## INSTRUCTIONS TO FOLLOW
Copy the full set of lines exactly as given.

## EXERCISE MATERIALS
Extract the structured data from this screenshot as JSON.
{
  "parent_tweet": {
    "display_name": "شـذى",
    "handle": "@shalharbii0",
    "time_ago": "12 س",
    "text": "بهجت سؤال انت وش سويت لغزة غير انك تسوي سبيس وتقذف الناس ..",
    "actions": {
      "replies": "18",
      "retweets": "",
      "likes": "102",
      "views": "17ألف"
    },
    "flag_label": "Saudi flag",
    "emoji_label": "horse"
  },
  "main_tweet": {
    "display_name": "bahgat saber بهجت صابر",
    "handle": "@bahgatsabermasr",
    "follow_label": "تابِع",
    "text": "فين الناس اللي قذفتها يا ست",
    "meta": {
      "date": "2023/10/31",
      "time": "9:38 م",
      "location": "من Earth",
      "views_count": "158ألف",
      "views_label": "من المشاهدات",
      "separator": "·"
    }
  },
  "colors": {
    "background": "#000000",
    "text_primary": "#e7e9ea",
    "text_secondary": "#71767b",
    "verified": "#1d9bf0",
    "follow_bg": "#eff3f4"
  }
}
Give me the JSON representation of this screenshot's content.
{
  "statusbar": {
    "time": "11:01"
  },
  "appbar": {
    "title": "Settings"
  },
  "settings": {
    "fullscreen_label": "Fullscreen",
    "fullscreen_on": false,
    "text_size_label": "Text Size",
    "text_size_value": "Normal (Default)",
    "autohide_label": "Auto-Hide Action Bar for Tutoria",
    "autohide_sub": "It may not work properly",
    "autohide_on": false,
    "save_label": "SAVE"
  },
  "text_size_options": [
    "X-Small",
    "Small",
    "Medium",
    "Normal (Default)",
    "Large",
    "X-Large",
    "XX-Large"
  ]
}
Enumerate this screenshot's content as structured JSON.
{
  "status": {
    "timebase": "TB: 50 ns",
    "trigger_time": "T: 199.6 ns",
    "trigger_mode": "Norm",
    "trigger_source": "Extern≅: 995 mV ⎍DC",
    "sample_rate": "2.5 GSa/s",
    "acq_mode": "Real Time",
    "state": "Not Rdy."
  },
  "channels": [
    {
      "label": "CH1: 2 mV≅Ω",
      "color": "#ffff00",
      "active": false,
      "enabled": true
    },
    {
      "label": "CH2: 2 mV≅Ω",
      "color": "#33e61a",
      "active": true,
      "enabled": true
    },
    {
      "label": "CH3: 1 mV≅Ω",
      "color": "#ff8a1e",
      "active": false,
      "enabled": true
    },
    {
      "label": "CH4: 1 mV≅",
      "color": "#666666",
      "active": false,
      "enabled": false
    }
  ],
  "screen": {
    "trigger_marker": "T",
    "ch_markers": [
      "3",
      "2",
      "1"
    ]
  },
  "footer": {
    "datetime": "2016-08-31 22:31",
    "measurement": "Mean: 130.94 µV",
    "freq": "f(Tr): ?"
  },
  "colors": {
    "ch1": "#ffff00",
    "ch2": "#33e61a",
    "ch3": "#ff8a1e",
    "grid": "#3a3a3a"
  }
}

## ANSWER FOR THIS EXERCISE
Extract the structured data from this screenshot as JSON.
{
  "parent_tweet": {
    "display_name": "شـذى",
    "handle": "@shalharbii0",
    "time_ago": "12 س",
    "text": "بهجت سؤال انت وش سويت لغزة غير انك تسوي سبيس وتقذف الناس ..",
    "actions": {
      "replies": "18",
      "retweets": "",
      "likes": "102",
      "views": "17ألف"
    },
    "flag_label": "Saudi flag",
    "emoji_label": "horse"
  },
  "main_tweet": {
    "display_name": "bahgat saber بهجت صابر",
    "handle": "@bahgatsabermasr",
    "follow_label": "تابِع",
    "text": "فين الناس اللي قذفتها يا ست",
    "meta": {
      "date": "2023/10/31",
      "time": "9:38 م",
      "location": "من Earth",
      "views_count": "158ألف",
      "views_label": "من المشاهدات",
      "separator": "·"
    }
  },
  "colors": {
    "background": "#000000",
    "text_primary": "#e7e9ea",
    "text_secondary": "#71767b",
    "verified": "#1d9bf0",
    "follow_bg": "#eff3f4"
  }
}
Give me the JSON representation of this screenshot's content.
{
  "statusbar": {
    "time": "11:01"
  },
  "appbar": {
    "title": "Settings"
  },
  "settings": {
    "fullscreen_label": "Fullscreen",
    "fullscreen_on": false,
    "text_size_label": "Text Size",
    "text_size_value": "Normal (Default)",
    "autohide_label": "Auto-Hide Action Bar for Tutoria",
    "autohide_sub": "It may not work properly",
    "autohide_on": false,
    "save_label": "SAVE"
  },
  "text_size_options": [
    "X-Small",
    "Small",
    "Medium",
    "Normal (Default)",
    "Large",
    "X-Large",
    "XX-Large"
  ]
}
Enumerate this screenshot's content as structured JSON.
{
  "status": {
    "timebase": "TB: 50 ns",
    "trigger_time": "T: 199.6 ns",
    "trigger_mode": "Norm",
    "trigger_source": "Extern≅: 995 mV ⎍DC",
    "sample_rate": "2.5 GSa/s",
    "acq_mode": "Real Time",
    "state": "Not Rdy."
  },
  "channels": [
    {
      "label": "CH1: 2 mV≅Ω",
      "color": "#ffff00",
      "active": false,
      "enabled": true
    },
    {
      "label": "CH2: 2 mV≅Ω",
      "color": "#33e61a",
      "active": true,
      "enabled": true
    },
    {
      "label": "CH3: 1 mV≅Ω",
      "color": "#ff8a1e",
      "active": false,
      "enabled": true
    },
    {
      "label": "CH4: 1 mV≅",
      "color": "#666666",
      "active": false,
      "enabled": false
    }
  ],
  "screen": {
    "trigger_marker": "T",
    "ch_markers": [
      "3",
      "2",
      "1"
    ]
  },
  "footer": {
    "datetime": "2016-08-31 22:31",
    "measurement": "Mean: 130.94 µV",
    "freq": "f(Tr): ?"
  },
  "colors": {
    "ch1": "#ffff00",
    "ch2": "#33e61a",
    "ch3": "#ff8a1e",
    "grid": "#3a3a3a"
  }
}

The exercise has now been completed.